### [Recorded data]

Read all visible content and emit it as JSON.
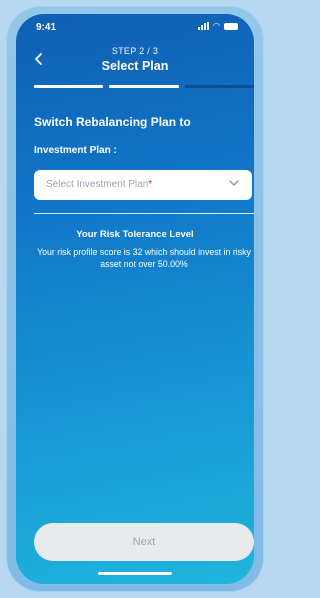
{
  "status_bar": {
    "time": "9:41"
  },
  "header": {
    "step": "STEP 2 / 3",
    "title": "Select Plan",
    "back_icon": "chevron-left"
  },
  "progress": {
    "current_step": 2,
    "total_steps": 3
  },
  "form": {
    "heading": "Switch Rebalancing Plan to",
    "label": "Investment Plan :",
    "select": {
      "placeholder": "Select Investment Plan",
      "required_marker": "*",
      "icon": "chevron-down"
    }
  },
  "risk": {
    "title": "Your Risk Tolerance Level",
    "description": "Your risk profile score is 32 which should invest in risky asset not over 50.00%"
  },
  "footer": {
    "next_label": "Next"
  },
  "colors": {
    "background_top": "#0f5fb3",
    "background_bottom": "#1fb5dc",
    "required": "#d9232e",
    "button_disabled": "#e8eaec"
  }
}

### [Exercise directions]
Extract the text of all the records above verbatim, excluding pictures.

### [Answer to the exercise]
Read all visible content and emit it as JSON.
{
  "status_bar": {
    "time": "9:41"
  },
  "header": {
    "step": "STEP 2 / 3",
    "title": "Select Plan",
    "back_icon": "chevron-left"
  },
  "progress": {
    "current_step": 2,
    "total_steps": 3
  },
  "form": {
    "heading": "Switch Rebalancing Plan to",
    "label": "Investment Plan :",
    "select": {
      "placeholder": "Select Investment Plan",
      "required_marker": "*",
      "icon": "chevron-down"
    }
  },
  "risk": {
    "title": "Your Risk Tolerance Level",
    "description": "Your risk profile score is 32 which should invest in risky asset not over 50.00%"
  },
  "footer": {
    "next_label": "Next"
  },
  "colors": {
    "background_top": "#0f5fb3",
    "background_bottom": "#1fb5dc",
    "required": "#d9232e",
    "button_disabled": "#e8eaec"
  }
}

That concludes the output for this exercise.